━━ THE DATA
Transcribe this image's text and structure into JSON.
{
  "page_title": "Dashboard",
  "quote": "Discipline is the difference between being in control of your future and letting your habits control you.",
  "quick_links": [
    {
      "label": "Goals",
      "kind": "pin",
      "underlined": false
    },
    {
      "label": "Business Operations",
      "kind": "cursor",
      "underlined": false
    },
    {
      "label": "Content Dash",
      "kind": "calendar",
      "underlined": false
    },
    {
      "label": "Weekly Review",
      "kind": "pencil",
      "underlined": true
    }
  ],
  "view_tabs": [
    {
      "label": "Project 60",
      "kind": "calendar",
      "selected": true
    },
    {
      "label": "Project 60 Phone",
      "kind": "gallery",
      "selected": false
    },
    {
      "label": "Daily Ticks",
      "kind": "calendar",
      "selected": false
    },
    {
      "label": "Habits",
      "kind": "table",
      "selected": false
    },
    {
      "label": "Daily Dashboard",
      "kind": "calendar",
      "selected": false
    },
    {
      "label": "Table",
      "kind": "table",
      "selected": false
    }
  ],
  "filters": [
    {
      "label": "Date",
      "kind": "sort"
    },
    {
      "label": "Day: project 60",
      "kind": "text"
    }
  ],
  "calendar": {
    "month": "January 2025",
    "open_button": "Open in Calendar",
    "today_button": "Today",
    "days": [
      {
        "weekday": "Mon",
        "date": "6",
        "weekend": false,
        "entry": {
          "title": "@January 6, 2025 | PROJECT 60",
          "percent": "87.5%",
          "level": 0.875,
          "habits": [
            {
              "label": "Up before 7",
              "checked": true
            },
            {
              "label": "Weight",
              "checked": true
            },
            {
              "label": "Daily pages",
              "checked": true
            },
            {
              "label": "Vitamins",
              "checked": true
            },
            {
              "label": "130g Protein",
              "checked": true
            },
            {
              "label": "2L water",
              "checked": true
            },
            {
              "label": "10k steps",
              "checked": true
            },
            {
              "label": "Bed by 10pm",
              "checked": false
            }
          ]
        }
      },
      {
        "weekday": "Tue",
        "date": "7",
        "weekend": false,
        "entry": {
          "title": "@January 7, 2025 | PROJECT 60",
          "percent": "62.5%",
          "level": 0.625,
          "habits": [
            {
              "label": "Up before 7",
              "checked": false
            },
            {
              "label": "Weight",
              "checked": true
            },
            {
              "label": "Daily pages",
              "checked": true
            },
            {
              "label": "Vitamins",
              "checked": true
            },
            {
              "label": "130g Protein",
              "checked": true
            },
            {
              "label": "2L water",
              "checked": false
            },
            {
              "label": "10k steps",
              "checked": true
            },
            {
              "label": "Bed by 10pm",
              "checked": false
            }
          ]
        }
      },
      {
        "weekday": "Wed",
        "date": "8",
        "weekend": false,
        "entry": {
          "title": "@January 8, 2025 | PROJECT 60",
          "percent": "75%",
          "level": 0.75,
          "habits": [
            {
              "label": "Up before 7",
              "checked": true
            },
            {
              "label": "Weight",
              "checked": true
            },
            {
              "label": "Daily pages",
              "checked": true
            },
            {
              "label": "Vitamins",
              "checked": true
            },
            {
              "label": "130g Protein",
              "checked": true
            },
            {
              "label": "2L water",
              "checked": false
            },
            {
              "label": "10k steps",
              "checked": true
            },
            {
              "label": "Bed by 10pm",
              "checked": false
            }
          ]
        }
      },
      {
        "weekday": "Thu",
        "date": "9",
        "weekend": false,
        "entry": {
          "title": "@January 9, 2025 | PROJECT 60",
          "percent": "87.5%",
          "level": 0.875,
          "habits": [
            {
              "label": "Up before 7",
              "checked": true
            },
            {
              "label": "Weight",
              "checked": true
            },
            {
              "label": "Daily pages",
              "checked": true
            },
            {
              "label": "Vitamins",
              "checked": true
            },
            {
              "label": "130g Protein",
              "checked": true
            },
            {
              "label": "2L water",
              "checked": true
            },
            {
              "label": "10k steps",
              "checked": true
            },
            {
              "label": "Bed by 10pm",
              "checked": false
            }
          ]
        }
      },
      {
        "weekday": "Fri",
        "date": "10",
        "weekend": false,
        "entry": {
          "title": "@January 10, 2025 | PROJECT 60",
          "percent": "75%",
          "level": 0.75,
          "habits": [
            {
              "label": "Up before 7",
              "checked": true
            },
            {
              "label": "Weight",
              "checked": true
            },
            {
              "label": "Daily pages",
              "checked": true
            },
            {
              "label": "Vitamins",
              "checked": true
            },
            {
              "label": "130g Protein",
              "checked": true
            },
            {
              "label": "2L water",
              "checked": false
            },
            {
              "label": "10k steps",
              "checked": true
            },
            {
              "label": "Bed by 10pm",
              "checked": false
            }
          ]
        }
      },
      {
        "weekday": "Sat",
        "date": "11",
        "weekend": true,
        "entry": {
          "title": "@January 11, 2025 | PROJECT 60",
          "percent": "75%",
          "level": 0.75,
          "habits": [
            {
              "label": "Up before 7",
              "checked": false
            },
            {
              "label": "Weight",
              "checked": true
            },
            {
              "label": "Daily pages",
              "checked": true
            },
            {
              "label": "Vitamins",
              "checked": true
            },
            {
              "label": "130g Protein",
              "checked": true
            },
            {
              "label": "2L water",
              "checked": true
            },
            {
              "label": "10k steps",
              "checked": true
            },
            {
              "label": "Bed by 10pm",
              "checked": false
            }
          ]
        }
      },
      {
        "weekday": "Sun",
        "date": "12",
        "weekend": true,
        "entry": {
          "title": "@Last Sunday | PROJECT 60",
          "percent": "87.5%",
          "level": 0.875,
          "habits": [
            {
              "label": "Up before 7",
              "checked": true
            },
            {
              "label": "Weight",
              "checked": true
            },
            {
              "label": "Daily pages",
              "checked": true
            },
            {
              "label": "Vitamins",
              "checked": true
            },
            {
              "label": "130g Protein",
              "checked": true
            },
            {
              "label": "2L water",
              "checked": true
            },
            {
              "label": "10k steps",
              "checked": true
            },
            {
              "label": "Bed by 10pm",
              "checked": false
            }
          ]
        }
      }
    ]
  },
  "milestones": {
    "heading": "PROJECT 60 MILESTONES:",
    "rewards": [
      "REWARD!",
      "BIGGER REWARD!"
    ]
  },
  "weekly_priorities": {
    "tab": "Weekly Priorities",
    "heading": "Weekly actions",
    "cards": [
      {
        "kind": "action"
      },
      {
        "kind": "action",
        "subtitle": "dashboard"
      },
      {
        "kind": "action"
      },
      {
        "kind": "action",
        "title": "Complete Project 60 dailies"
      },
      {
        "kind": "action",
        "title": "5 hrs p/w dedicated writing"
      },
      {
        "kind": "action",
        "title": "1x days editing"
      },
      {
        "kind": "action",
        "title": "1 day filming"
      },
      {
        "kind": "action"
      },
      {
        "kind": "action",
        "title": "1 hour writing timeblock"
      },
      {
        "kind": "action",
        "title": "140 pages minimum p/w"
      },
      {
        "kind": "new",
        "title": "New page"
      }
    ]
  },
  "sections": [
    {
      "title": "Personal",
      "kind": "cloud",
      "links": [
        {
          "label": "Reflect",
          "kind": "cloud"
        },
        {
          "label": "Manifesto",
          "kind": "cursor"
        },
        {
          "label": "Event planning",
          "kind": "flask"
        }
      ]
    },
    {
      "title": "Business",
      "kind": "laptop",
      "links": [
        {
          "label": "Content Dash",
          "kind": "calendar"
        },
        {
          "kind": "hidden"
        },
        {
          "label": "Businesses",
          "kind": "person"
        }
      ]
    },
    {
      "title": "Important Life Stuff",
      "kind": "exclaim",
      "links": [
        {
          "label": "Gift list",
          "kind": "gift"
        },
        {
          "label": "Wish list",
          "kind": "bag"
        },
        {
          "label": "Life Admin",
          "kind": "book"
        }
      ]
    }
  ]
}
━━━━
━━ THE DATA
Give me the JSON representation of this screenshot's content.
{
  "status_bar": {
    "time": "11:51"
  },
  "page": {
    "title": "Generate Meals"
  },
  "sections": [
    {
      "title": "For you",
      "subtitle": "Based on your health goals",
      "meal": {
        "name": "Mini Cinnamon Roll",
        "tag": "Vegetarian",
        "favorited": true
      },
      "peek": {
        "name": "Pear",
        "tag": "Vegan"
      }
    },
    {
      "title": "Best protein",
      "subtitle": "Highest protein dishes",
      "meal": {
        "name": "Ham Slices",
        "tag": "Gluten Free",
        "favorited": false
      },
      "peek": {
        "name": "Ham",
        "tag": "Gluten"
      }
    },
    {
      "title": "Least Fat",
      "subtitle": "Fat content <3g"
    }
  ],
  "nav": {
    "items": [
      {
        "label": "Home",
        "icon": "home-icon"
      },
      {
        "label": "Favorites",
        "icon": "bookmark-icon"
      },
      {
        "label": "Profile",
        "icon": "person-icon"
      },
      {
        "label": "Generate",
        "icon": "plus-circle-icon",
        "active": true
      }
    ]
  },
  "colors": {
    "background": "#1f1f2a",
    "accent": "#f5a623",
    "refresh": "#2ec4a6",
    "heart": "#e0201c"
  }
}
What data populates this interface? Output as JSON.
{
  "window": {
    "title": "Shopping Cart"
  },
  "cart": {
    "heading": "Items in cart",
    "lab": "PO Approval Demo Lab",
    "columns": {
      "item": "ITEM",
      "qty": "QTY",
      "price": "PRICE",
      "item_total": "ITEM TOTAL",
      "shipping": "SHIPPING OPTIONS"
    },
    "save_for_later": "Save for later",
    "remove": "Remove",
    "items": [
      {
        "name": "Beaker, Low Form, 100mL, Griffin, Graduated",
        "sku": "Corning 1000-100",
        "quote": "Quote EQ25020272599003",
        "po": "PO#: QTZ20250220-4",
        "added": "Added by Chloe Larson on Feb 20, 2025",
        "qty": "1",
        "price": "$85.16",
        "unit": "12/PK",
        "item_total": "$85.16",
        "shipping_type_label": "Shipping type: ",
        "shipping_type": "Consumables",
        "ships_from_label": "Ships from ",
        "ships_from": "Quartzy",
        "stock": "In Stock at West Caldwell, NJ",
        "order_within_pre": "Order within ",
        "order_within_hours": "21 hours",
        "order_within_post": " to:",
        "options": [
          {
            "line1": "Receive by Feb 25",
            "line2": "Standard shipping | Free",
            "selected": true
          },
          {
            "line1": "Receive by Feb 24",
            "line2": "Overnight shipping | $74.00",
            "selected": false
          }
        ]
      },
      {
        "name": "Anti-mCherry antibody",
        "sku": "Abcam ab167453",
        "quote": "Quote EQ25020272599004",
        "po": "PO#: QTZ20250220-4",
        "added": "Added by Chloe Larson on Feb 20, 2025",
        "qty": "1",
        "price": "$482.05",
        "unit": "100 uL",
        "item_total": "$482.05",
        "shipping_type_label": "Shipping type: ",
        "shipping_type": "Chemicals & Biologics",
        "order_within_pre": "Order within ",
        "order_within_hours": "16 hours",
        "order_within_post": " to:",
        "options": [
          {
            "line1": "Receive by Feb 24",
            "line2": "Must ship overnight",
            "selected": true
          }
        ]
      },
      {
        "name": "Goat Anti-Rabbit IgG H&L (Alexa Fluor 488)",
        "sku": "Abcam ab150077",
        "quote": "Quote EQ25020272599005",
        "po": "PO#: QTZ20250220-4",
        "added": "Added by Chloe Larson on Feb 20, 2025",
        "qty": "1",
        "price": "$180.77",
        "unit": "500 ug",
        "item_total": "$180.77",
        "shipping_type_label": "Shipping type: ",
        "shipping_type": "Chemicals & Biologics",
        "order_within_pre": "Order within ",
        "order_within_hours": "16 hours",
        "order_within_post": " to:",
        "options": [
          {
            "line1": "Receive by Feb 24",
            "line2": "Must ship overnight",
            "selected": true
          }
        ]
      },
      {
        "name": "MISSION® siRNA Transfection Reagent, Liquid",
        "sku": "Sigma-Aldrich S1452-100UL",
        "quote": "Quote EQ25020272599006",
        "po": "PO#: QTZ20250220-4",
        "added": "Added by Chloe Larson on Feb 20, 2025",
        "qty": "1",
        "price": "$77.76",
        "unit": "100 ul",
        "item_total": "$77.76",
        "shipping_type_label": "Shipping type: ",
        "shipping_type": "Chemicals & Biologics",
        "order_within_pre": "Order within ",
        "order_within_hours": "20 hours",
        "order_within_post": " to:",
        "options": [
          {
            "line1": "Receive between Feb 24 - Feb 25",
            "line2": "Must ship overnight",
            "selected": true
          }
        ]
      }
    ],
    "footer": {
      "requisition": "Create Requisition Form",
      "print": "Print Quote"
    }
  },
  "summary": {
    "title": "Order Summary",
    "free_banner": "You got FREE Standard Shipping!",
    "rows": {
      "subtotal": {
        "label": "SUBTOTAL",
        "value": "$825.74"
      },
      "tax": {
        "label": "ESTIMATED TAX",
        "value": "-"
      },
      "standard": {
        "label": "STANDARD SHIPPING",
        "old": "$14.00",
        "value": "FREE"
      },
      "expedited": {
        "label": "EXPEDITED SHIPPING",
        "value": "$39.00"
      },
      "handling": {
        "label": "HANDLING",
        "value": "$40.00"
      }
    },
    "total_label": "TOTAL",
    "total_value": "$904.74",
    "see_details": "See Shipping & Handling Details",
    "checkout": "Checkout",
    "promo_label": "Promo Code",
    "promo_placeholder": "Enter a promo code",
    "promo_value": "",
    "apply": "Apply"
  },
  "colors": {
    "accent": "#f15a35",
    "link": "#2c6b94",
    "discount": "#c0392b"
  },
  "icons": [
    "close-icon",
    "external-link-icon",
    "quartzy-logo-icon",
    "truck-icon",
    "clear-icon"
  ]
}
━━━━
Wherever the string "JSON" turns up in the material, copy the whole line.

Transcribe this image's text and structure into JSON.
Give me the JSON representation of this screenshot's content.
What data populates this interface? Output as JSON.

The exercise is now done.